▶ **Instructions for the task**: Would you restate all the data that follows, word for word?

[Records about charts and figures]
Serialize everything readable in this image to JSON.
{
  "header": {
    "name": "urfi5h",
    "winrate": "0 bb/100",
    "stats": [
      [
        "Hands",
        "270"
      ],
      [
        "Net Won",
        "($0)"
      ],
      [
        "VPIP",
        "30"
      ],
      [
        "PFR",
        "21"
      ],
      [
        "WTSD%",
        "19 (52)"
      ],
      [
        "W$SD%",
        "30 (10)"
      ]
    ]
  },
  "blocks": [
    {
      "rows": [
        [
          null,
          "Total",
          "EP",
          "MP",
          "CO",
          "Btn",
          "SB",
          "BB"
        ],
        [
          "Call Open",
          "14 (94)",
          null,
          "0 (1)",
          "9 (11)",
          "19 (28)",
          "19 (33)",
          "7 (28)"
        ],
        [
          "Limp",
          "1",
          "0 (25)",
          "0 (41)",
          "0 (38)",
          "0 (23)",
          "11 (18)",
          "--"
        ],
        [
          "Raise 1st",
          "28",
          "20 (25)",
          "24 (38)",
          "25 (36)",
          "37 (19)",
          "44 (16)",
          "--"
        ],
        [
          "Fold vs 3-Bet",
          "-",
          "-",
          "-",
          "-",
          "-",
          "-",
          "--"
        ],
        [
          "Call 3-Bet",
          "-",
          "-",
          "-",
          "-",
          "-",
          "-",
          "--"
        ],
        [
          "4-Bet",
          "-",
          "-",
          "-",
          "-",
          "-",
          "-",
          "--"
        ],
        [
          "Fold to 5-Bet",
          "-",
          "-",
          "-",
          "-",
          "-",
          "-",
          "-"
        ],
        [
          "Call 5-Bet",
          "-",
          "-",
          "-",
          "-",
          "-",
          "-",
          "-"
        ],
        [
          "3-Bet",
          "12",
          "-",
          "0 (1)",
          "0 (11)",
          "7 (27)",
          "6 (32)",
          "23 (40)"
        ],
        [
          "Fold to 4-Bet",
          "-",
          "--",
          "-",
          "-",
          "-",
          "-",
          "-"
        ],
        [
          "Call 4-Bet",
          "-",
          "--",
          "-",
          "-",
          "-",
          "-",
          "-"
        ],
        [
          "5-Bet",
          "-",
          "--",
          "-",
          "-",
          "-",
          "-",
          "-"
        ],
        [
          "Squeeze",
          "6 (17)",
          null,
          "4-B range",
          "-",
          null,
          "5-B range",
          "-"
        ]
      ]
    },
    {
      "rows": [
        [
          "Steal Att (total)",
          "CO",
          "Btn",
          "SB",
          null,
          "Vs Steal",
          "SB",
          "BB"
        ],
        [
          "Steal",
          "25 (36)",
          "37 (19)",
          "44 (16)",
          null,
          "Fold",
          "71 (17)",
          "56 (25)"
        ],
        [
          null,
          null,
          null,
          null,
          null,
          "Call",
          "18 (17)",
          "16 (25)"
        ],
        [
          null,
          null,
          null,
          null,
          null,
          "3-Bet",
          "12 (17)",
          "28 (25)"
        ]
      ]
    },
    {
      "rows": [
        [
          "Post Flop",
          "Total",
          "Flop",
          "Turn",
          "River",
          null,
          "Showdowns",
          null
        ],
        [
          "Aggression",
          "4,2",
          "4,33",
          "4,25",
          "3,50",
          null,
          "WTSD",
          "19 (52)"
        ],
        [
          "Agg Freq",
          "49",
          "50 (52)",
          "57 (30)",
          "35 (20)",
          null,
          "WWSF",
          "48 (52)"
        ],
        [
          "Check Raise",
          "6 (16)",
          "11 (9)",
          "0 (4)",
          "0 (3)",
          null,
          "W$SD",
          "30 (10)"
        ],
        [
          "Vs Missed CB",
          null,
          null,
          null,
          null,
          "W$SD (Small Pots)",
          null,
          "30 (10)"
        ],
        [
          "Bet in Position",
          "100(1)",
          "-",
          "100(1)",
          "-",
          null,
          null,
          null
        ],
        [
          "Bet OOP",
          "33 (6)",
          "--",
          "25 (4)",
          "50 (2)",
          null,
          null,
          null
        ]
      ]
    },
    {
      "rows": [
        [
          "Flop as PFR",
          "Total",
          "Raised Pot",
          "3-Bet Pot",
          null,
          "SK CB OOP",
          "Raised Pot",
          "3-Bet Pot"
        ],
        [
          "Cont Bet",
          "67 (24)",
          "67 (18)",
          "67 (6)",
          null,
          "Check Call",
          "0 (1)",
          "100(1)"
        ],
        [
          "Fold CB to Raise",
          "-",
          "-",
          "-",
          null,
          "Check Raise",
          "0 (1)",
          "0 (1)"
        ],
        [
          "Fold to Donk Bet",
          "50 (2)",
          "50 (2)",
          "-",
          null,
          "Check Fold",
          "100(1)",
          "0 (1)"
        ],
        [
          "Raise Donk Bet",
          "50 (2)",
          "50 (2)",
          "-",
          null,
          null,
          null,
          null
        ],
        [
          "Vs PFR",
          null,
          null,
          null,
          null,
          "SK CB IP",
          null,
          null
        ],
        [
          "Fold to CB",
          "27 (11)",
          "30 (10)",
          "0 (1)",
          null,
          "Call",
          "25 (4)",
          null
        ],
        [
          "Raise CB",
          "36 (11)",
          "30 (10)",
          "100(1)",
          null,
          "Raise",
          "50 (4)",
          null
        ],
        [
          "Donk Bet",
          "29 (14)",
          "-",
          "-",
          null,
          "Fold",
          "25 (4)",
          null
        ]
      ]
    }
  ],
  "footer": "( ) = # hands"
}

▶ **Correct response**:
Serialize everything readable in this image to JSON.
{
  "header": {
    "name": "urfi5h",
    "winrate": "0 bb/100",
    "stats": [
      [
        "Hands",
        "270"
      ],
      [
        "Net Won",
        "($0)"
      ],
      [
        "VPIP",
        "30"
      ],
      [
        "PFR",
        "21"
      ],
      [
        "WTSD%",
        "19 (52)"
      ],
      [
        "W$SD%",
        "30 (10)"
      ]
    ]
  },
  "blocks": [
    {
      "rows": [
        [
          null,
          "Total",
          "EP",
          "MP",
          "CO",
          "Btn",
          "SB",
          "BB"
        ],
        [
          "Call Open",
          "14 (94)",
          null,
          "0 (1)",
          "9 (11)",
          "19 (28)",
          "19 (33)",
          "7 (28)"
        ],
        [
          "Limp",
          "1",
          "0 (25)",
          "0 (41)",
          "0 (38)",
          "0 (23)",
          "11 (18)",
          "--"
        ],
        [
          "Raise 1st",
          "28",
          "20 (25)",
          "24 (38)",
          "25 (36)",
          "37 (19)",
          "44 (16)",
          "--"
        ],
        [
          "Fold vs 3-Bet",
          "-",
          "-",
          "-",
          "-",
          "-",
          "-",
          "--"
        ],
        [
          "Call 3-Bet",
          "-",
          "-",
          "-",
          "-",
          "-",
          "-",
          "--"
        ],
        [
          "4-Bet",
          "-",
          "-",
          "-",
          "-",
          "-",
          "-",
          "--"
        ],
        [
          "Fold to 5-Bet",
          "-",
          "-",
          "-",
          "-",
          "-",
          "-",
          "-"
        ],
        [
          "Call 5-Bet",
          "-",
          "-",
          "-",
          "-",
          "-",
          "-",
          "-"
        ],
        [
          "3-Bet",
          "12",
          "-",
          "0 (1)",
          "0 (11)",
          "7 (27)",
          "6 (32)",
          "23 (40)"
        ],
        [
          "Fold to 4-Bet",
          "-",
          "--",
          "-",
          "-",
          "-",
          "-",
          "-"
        ],
        [
          "Call 4-Bet",
          "-",
          "--",
          "-",
          "-",
          "-",
          "-",
          "-"
        ],
        [
          "5-Bet",
          "-",
          "--",
          "-",
          "-",
          "-",
          "-",
          "-"
        ],
        [
          "Squeeze",
          "6 (17)",
          null,
          "4-B range",
          "-",
          null,
          "5-B range",
          "-"
        ]
      ]
    },
    {
      "rows": [
        [
          "Steal Att (total)",
          "CO",
          "Btn",
          "SB",
          null,
          "Vs Steal",
          "SB",
          "BB"
        ],
        [
          "Steal",
          "25 (36)",
          "37 (19)",
          "44 (16)",
          null,
          "Fold",
          "71 (17)",
          "56 (25)"
        ],
        [
          null,
          null,
          null,
          null,
          null,
          "Call",
          "18 (17)",
          "16 (25)"
        ],
        [
          null,
          null,
          null,
          null,
          null,
          "3-Bet",
          "12 (17)",
          "28 (25)"
        ]
      ]
    },
    {
      "rows": [
        [
          "Post Flop",
          "Total",
          "Flop",
          "Turn",
          "River",
          null,
          "Showdowns",
          null
        ],
        [
          "Aggression",
          "4,2",
          "4,33",
          "4,25",
          "3,50",
          null,
          "WTSD",
          "19 (52)"
        ],
        [
          "Agg Freq",
          "49",
          "50 (52)",
          "57 (30)",
          "35 (20)",
          null,
          "WWSF",
          "48 (52)"
        ],
        [
          "Check Raise",
          "6 (16)",
          "11 (9)",
          "0 (4)",
          "0 (3)",
          null,
          "W$SD",
          "30 (10)"
        ],
        [
          "Vs Missed CB",
          null,
          null,
          null,
          null,
          "W$SD (Small Pots)",
          null,
          "30 (10)"
        ],
        [
          "Bet in Position",
          "100(1)",
          "-",
          "100(1)",
          "-",
          null,
          null,
          null
        ],
        [
          "Bet OOP",
          "33 (6)",
          "--",
          "25 (4)",
          "50 (2)",
          null,
          null,
          null
        ]
      ]
    },
    {
      "rows": [
        [
          "Flop as PFR",
          "Total",
          "Raised Pot",
          "3-Bet Pot",
          null,
          "SK CB OOP",
          "Raised Pot",
          "3-Bet Pot"
        ],
        [
          "Cont Bet",
          "67 (24)",
          "67 (18)",
          "67 (6)",
          null,
          "Check Call",
          "0 (1)",
          "100(1)"
        ],
        [
          "Fold CB to Raise",
          "-",
          "-",
          "-",
          null,
          "Check Raise",
          "0 (1)",
          "0 (1)"
        ],
        [
          "Fold to Donk Bet",
          "50 (2)",
          "50 (2)",
          "-",
          null,
          "Check Fold",
          "100(1)",
          "0 (1)"
        ],
        [
          "Raise Donk Bet",
          "50 (2)",
          "50 (2)",
          "-",
          null,
          null,
          null,
          null
        ],
        [
          "Vs PFR",
          null,
          null,
          null,
          null,
          "SK CB IP",
          null,
          null
        ],
        [
          "Fold to CB",
          "27 (11)",
          "30 (10)",
          "0 (1)",
          null,
          "Call",
          "25 (4)",
          null
        ],
        [
          "Raise CB",
          "36 (11)",
          "30 (10)",
          "100(1)",
          null,
          "Raise",
          "50 (4)",
          null
        ],
        [
          "Donk Bet",
          "29 (14)",
          "-",
          "-",
          null,
          "Fold",
          "25 (4)",
          null
        ]
      ]
    }
  ],
  "footer": "( ) = # hands"
}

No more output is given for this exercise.